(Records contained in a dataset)

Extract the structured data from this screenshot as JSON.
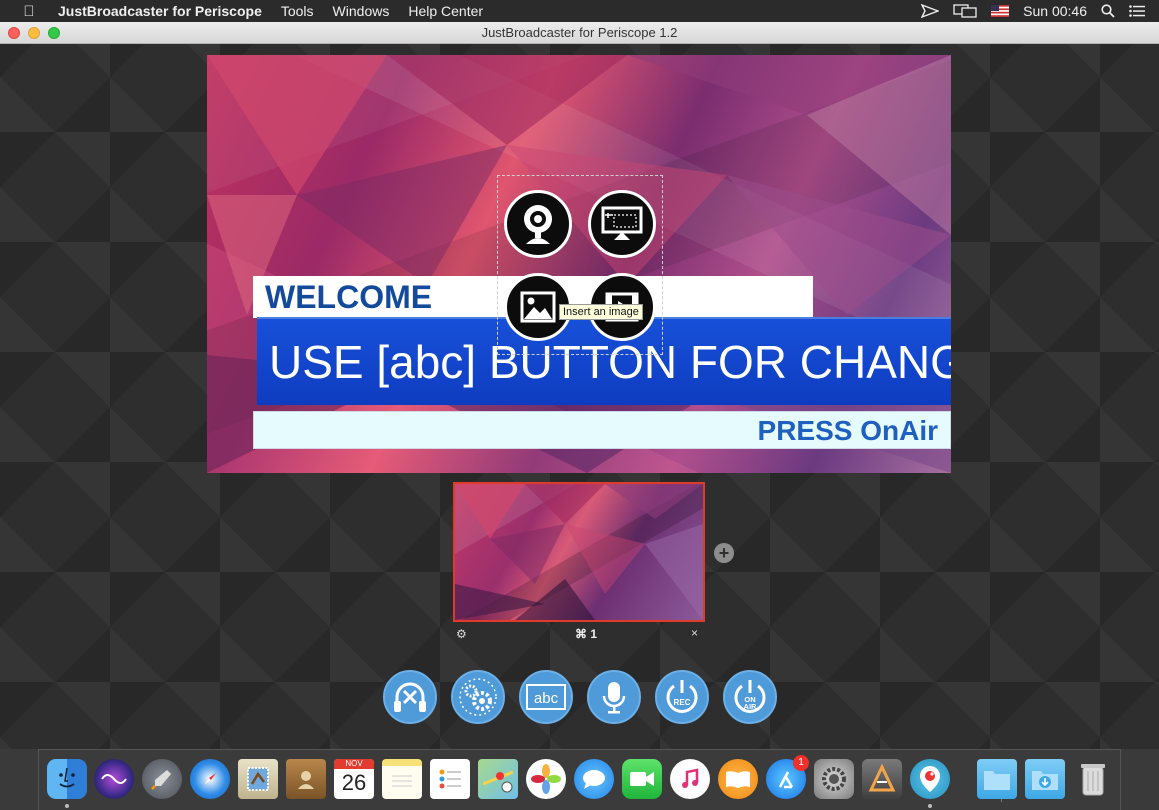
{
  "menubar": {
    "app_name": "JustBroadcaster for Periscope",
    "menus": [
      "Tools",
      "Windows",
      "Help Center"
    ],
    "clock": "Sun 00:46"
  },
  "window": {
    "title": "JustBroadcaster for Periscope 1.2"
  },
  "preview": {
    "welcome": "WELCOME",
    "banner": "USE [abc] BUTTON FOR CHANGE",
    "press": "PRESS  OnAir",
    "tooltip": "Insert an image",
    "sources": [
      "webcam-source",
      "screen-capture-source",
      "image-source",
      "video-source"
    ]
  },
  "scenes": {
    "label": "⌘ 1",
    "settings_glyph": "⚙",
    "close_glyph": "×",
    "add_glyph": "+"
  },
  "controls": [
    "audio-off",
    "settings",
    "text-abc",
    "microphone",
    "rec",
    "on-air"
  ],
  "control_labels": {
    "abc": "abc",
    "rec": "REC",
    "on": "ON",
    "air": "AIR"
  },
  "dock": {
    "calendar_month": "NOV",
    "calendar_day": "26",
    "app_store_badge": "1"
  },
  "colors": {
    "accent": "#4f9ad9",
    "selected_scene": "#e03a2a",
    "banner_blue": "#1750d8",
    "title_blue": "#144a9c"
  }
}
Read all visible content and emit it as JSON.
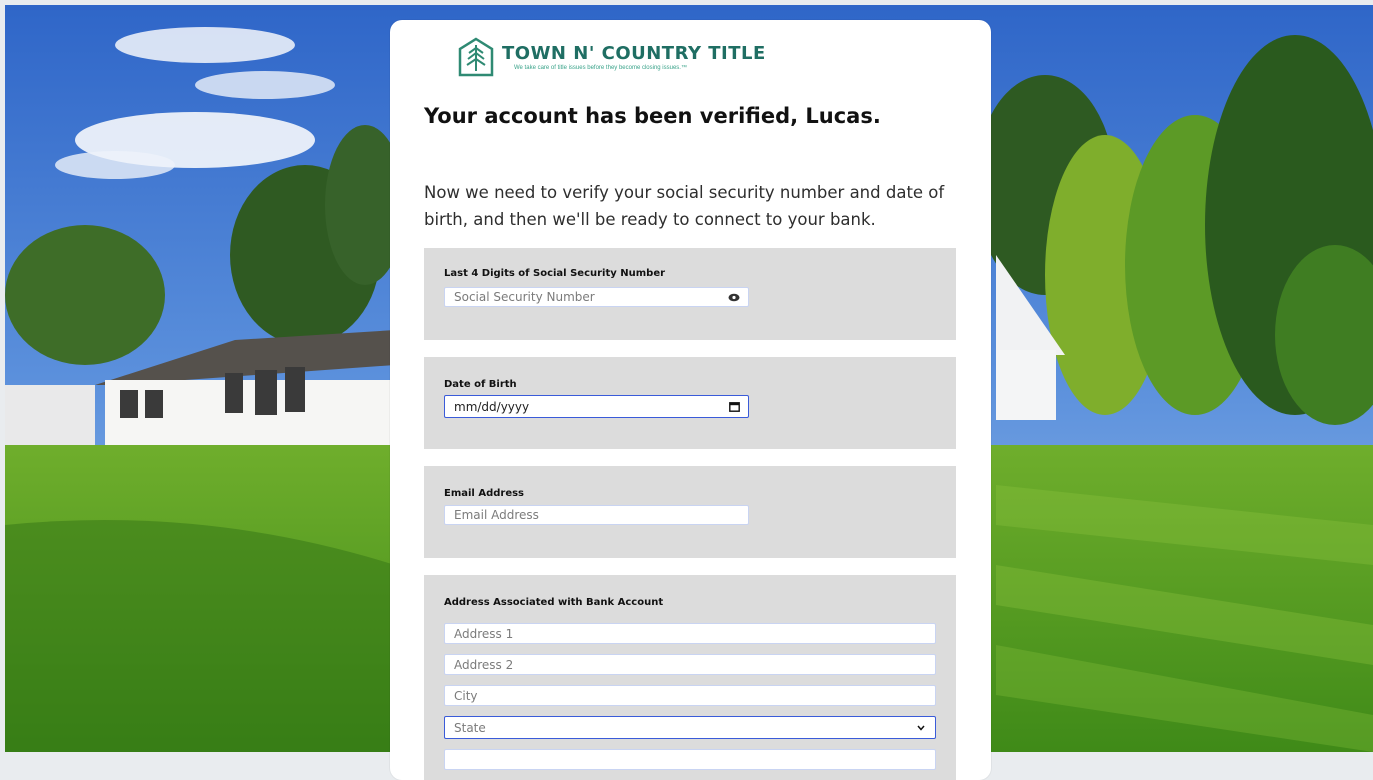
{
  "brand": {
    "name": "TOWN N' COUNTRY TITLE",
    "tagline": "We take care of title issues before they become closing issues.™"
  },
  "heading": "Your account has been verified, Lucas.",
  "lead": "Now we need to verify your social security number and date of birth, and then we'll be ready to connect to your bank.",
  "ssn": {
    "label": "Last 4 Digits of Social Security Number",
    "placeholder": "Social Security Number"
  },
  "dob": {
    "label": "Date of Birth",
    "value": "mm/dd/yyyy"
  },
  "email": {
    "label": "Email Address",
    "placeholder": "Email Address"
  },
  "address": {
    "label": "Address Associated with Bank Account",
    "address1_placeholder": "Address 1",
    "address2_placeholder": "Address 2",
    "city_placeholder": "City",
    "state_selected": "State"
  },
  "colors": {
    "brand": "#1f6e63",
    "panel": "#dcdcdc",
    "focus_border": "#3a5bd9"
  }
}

■ **SHORT TASK**
Find the number of lines in which the word "Periscope" occurs, and write nothing but that number.

■ **ANSWER BELOW**
2